— LISTED ENTRIES —
════

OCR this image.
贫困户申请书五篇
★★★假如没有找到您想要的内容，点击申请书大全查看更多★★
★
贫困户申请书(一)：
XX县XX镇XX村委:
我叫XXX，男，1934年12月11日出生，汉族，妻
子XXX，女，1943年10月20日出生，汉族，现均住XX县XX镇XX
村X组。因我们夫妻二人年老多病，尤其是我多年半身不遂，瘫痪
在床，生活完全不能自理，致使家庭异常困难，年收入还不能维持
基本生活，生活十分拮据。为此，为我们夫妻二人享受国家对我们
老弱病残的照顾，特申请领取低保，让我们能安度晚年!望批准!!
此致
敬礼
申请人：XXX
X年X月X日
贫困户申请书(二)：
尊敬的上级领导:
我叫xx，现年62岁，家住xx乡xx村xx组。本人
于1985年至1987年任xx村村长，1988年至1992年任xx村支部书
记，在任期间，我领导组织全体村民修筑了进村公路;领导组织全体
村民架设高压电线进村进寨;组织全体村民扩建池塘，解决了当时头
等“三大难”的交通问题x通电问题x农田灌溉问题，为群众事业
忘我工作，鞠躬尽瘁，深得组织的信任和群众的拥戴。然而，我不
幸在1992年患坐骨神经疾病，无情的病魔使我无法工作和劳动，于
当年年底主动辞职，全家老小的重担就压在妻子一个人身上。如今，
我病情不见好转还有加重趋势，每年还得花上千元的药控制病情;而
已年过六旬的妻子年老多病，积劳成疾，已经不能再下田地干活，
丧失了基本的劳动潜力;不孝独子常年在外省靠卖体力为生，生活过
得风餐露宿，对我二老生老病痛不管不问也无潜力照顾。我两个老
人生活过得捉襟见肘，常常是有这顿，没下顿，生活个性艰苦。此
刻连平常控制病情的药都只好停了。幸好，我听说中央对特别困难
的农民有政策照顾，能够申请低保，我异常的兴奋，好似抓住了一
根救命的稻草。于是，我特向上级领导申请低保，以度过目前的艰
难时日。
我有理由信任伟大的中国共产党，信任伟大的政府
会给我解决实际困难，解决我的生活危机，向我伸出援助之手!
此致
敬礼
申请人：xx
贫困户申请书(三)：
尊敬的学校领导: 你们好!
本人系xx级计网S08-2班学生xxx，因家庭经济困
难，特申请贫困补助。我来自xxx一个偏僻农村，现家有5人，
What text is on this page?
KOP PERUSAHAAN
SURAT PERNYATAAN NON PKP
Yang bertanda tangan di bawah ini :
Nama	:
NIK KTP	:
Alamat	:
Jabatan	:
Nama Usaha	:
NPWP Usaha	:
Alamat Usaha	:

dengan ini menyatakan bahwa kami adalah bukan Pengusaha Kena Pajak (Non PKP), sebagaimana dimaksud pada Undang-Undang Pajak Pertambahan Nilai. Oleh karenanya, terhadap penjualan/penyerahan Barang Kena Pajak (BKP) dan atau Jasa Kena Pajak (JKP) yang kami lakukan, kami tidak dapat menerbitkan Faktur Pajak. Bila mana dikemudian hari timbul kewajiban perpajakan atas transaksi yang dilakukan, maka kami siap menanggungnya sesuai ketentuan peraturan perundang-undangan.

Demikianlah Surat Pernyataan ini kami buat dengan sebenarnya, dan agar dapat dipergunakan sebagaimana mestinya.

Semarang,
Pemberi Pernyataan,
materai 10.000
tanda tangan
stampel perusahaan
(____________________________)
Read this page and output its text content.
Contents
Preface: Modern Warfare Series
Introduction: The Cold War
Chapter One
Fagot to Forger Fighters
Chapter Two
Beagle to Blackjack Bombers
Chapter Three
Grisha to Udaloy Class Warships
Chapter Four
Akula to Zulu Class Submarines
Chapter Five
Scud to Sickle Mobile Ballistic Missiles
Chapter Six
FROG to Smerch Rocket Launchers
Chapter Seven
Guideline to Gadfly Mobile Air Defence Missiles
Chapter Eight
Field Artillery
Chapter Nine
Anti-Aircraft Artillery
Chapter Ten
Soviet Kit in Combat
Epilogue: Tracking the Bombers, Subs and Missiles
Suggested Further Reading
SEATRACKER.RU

════

— EXERCISE TASK —
Write the complete data out, exactly as above.

— FULL RESPONSE —
OCR this image.
贫困户申请书五篇
★★★假如没有找到您想要的内容，点击申请书大全查看更多★★
★
贫困户申请书(一)：
XX县XX镇XX村委:
我叫XXX，男，1934年12月11日出生，汉族，妻
子XXX，女，1943年10月20日出生，汉族，现均住XX县XX镇XX
村X组。因我们夫妻二人年老多病，尤其是我多年半身不遂，瘫痪
在床，生活完全不能自理，致使家庭异常困难，年收入还不能维持
基本生活，生活十分拮据。为此，为我们夫妻二人享受国家对我们
老弱病残的照顾，特申请领取低保，让我们能安度晚年!望批准!!
此致
敬礼
申请人：XXX
X年X月X日
贫困户申请书(二)：
尊敬的上级领导:
我叫xx，现年62岁，家住xx乡xx村xx组。本人
于1985年至1987年任xx村村长，1988年至1992年任xx村支部书
记，在任期间，我领导组织全体村民修筑了进村公路;领导组织全体
村民架设高压电线进村进寨;组织全体村民扩建池塘，解决了当时头
等“三大难”的交通问题x通电问题x农田灌溉问题，为群众事业
忘我工作，鞠躬尽瘁，深得组织的信任和群众的拥戴。然而，我不
幸在1992年患坐骨神经疾病，无情的病魔使我无法工作和劳动，于
当年年底主动辞职，全家老小的重担就压在妻子一个人身上。如今，
我病情不见好转还有加重趋势，每年还得花上千元的药控制病情;而
已年过六旬的妻子年老多病，积劳成疾，已经不能再下田地干活，
丧失了基本的劳动潜力;不孝独子常年在外省靠卖体力为生，生活过
得风餐露宿，对我二老生老病痛不管不问也无潜力照顾。我两个老
人生活过得捉襟见肘，常常是有这顿，没下顿，生活个性艰苦。此
刻连平常控制病情的药都只好停了。幸好，我听说中央对特别困难
的农民有政策照顾，能够申请低保，我异常的兴奋，好似抓住了一
根救命的稻草。于是，我特向上级领导申请低保，以度过目前的艰
难时日。
我有理由信任伟大的中国共产党，信任伟大的政府
会给我解决实际困难，解决我的生活危机，向我伸出援助之手!
此致
敬礼
申请人：xx
贫困户申请书(三)：
尊敬的学校领导: 你们好!
本人系xx级计网S08-2班学生xxx，因家庭经济困
难，特申请贫困补助。我来自xxx一个偏僻农村，现家有5人，
What text is on this page?
KOP PERUSAHAAN
SURAT PERNYATAAN NON PKP
Yang bertanda tangan di bawah ini :
Nama	:
NIK KTP	:
Alamat	:
Jabatan	:
Nama Usaha	:
NPWP Usaha	:
Alamat Usaha	:

dengan ini menyatakan bahwa kami adalah bukan Pengusaha Kena Pajak (Non PKP), sebagaimana dimaksud pada Undang-Undang Pajak Pertambahan Nilai. Oleh karenanya, terhadap penjualan/penyerahan Barang Kena Pajak (BKP) dan atau Jasa Kena Pajak (JKP) yang kami lakukan, kami tidak dapat menerbitkan Faktur Pajak. Bila mana dikemudian hari timbul kewajiban perpajakan atas transaksi yang dilakukan, maka kami siap menanggungnya sesuai ketentuan peraturan perundang-undangan.

Demikianlah Surat Pernyataan ini kami buat dengan sebenarnya, dan agar dapat dipergunakan sebagaimana mestinya.

Semarang,
Pemberi Pernyataan,
materai 10.000
tanda tangan
stampel perusahaan
(____________________________)
Read this page and output its text content.
Contents
Preface: Modern Warfare Series
Introduction: The Cold War
Chapter One
Fagot to Forger Fighters
Chapter Two
Beagle to Blackjack Bombers
Chapter Three
Grisha to Udaloy Class Warships
Chapter Four
Akula to Zulu Class Submarines
Chapter Five
Scud to Sickle Mobile Ballistic Missiles
Chapter Six
FROG to Smerch Rocket Launchers
Chapter Seven
Guideline to Gadfly Mobile Air Defence Missiles
Chapter Eight
Field Artillery
Chapter Nine
Anti-Aircraft Artillery
Chapter Ten
Soviet Kit in Combat
Epilogue: Tracking the Bombers, Subs and Missiles
Suggested Further Reading
SEATRACKER.RU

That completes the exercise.